Copy every line of the records below where the word "PARIS" occurs.
[Begin Extracted material]
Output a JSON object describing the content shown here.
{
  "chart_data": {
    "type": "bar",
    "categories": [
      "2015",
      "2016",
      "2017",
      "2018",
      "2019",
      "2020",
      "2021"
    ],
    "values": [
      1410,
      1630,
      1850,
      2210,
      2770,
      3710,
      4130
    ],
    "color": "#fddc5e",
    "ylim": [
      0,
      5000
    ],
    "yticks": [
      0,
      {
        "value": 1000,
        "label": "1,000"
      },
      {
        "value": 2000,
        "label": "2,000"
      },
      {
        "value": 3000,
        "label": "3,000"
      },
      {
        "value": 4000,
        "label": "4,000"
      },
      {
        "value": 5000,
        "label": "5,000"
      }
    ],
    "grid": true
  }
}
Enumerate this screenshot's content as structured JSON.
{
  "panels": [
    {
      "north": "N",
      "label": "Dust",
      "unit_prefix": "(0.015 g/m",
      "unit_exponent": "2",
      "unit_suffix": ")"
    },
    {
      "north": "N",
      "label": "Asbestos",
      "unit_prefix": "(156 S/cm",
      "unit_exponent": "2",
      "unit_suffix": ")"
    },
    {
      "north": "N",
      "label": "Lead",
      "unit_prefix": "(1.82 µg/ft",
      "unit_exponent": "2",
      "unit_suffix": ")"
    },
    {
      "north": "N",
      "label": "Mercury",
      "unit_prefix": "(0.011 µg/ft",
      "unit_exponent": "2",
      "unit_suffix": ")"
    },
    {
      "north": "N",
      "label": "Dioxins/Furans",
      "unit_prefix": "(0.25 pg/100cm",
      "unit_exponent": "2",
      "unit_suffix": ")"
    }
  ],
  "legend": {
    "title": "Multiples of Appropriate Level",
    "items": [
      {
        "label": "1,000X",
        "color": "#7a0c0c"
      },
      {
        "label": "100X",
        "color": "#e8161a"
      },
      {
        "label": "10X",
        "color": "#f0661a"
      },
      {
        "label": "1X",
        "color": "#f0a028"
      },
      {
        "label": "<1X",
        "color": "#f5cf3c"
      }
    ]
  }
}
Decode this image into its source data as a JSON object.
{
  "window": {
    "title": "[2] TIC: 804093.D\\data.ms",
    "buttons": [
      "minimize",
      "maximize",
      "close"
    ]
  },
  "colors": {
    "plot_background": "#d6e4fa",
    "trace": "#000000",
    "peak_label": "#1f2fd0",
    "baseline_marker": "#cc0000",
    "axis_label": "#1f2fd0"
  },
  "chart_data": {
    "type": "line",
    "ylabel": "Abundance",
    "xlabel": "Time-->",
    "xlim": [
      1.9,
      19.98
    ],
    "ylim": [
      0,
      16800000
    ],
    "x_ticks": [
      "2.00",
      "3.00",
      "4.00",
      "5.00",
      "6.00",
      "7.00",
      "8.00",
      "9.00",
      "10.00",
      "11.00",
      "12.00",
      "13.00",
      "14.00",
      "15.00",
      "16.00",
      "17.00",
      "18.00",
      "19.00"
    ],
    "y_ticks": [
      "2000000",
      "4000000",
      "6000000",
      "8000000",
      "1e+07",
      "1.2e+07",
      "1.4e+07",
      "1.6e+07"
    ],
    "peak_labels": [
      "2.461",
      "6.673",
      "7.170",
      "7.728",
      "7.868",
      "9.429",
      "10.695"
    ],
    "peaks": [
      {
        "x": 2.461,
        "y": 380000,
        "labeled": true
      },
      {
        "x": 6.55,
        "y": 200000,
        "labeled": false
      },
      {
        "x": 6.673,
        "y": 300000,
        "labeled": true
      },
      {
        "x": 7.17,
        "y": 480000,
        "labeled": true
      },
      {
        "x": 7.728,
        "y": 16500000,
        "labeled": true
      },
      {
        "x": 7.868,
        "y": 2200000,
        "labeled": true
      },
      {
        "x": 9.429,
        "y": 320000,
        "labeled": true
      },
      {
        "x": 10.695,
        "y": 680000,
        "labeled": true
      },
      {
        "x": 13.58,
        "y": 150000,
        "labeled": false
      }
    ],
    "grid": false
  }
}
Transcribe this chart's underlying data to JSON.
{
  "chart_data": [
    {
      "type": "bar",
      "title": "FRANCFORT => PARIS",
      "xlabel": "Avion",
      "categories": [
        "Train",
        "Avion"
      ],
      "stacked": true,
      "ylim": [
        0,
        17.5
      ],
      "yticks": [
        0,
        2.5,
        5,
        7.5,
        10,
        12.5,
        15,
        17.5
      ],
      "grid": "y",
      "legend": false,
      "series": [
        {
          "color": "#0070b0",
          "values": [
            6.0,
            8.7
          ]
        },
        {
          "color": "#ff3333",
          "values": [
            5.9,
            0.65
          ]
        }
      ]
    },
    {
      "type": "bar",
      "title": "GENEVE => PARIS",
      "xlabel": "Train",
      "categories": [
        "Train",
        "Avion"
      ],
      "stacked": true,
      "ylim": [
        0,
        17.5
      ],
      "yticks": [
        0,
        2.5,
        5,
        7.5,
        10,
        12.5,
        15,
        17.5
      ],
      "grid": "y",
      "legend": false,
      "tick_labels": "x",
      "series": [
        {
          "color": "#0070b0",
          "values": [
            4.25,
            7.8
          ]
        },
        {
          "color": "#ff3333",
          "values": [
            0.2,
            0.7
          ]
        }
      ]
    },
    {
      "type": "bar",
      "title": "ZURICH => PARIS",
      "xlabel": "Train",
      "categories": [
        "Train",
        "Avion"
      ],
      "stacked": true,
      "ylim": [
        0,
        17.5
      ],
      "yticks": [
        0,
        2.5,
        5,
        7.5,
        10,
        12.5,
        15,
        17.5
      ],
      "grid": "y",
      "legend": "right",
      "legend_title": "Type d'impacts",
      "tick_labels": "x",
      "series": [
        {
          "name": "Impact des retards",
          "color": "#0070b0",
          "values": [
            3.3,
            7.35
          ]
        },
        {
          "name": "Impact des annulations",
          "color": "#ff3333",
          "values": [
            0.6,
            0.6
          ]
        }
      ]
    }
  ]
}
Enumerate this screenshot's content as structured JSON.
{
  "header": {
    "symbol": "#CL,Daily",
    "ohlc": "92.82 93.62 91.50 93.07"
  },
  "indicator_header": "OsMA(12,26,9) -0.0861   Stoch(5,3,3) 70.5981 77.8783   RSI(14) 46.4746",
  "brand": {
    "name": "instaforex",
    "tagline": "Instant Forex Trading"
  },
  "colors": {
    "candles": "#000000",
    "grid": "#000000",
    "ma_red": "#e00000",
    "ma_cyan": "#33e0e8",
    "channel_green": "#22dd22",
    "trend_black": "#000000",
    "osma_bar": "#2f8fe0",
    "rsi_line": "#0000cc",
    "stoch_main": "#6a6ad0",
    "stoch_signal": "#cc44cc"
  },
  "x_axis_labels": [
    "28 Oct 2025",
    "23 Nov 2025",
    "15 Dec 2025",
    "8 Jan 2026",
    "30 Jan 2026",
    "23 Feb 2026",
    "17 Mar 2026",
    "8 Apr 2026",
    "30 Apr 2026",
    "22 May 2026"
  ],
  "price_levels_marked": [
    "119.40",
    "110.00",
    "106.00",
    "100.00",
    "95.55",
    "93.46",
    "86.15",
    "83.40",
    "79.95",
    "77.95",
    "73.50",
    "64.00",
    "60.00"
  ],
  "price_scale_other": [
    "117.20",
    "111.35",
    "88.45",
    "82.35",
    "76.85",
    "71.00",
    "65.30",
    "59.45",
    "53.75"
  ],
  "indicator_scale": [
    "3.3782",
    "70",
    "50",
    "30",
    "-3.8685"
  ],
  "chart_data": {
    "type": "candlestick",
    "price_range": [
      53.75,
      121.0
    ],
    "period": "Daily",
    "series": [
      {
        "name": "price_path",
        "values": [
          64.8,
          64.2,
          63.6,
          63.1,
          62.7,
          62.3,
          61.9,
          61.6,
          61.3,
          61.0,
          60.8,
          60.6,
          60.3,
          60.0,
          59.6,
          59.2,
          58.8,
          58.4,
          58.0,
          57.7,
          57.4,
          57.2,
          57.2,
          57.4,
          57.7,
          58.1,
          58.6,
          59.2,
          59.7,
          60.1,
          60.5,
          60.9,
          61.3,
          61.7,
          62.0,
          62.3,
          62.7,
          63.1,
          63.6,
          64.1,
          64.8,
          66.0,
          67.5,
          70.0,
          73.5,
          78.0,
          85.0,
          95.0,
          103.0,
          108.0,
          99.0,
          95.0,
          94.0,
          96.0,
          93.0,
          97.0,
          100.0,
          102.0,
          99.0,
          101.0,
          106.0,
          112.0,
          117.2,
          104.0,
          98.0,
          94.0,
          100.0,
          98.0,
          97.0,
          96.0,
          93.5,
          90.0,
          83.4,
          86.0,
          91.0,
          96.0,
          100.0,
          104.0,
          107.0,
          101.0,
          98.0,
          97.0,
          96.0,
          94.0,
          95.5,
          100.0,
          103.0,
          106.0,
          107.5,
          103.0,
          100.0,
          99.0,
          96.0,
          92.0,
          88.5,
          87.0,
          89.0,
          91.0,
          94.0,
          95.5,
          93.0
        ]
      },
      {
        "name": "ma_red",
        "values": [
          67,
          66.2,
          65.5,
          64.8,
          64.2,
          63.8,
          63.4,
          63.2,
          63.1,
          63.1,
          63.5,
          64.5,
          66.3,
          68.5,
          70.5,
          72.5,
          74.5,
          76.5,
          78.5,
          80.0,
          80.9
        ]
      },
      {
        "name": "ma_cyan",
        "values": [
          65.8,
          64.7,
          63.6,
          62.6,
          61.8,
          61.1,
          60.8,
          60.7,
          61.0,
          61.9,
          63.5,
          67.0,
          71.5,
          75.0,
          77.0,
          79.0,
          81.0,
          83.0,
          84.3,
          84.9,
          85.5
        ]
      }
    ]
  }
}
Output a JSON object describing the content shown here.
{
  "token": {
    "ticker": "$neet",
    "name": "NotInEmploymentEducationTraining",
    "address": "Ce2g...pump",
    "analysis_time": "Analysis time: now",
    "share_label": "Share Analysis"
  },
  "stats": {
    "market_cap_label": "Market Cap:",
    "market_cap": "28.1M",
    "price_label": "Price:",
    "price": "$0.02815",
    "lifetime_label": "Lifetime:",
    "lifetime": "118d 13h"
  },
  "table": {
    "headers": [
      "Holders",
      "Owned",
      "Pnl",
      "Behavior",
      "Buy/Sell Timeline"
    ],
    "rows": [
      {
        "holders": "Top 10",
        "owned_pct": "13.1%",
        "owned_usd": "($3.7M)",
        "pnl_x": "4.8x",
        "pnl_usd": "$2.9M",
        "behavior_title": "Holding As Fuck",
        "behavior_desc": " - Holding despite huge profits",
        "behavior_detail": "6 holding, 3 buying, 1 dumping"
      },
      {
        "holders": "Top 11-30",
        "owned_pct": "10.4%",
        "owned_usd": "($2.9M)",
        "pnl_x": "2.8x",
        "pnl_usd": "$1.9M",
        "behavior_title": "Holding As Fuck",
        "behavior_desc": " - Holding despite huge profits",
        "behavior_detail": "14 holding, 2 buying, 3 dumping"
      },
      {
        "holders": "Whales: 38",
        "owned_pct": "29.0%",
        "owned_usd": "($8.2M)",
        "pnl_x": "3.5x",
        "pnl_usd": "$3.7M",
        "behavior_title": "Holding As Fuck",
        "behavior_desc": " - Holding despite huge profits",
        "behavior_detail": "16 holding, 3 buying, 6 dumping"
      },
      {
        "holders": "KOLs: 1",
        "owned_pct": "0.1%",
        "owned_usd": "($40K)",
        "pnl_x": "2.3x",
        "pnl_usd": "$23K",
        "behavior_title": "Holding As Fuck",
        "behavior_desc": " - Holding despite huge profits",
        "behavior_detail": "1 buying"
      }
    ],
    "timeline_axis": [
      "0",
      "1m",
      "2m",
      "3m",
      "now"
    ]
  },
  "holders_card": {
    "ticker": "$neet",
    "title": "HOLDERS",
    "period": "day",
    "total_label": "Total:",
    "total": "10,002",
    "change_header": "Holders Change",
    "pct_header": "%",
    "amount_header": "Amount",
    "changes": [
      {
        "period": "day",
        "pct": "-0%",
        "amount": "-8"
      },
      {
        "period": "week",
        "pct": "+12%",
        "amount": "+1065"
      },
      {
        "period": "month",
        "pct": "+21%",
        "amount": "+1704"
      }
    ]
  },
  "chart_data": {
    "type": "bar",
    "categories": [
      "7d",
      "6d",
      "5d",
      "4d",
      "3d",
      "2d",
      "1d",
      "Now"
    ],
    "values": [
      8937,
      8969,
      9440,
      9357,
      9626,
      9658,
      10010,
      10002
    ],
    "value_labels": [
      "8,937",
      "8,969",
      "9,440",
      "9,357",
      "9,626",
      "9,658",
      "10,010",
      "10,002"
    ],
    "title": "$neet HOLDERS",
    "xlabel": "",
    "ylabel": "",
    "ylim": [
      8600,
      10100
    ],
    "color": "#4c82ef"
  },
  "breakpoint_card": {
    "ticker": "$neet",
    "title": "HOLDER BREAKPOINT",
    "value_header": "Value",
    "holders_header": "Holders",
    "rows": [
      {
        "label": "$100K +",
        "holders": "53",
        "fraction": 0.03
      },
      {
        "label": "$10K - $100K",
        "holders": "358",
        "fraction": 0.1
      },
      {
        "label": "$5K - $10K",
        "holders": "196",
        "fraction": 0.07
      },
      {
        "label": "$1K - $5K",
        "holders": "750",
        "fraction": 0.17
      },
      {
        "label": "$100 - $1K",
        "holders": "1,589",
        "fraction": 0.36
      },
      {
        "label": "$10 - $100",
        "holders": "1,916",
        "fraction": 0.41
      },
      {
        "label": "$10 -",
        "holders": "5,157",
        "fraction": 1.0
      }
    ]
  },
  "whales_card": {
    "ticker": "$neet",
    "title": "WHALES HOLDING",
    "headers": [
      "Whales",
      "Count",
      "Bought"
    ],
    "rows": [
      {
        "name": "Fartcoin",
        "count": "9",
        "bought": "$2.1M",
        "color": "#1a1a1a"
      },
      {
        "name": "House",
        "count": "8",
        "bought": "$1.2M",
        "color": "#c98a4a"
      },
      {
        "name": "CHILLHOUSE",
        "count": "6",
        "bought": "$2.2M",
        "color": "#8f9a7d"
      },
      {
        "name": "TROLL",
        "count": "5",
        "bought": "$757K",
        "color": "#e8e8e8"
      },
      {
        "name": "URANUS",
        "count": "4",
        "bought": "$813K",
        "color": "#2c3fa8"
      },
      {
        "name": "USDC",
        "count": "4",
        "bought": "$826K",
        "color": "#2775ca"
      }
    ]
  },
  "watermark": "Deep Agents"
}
[End Extracted material]
▶ _Answer to this problem_:
      "title": "FRANCFORT => PARIS",
      "title": "GENEVE => PARIS",
      "title": "ZURICH => PARIS",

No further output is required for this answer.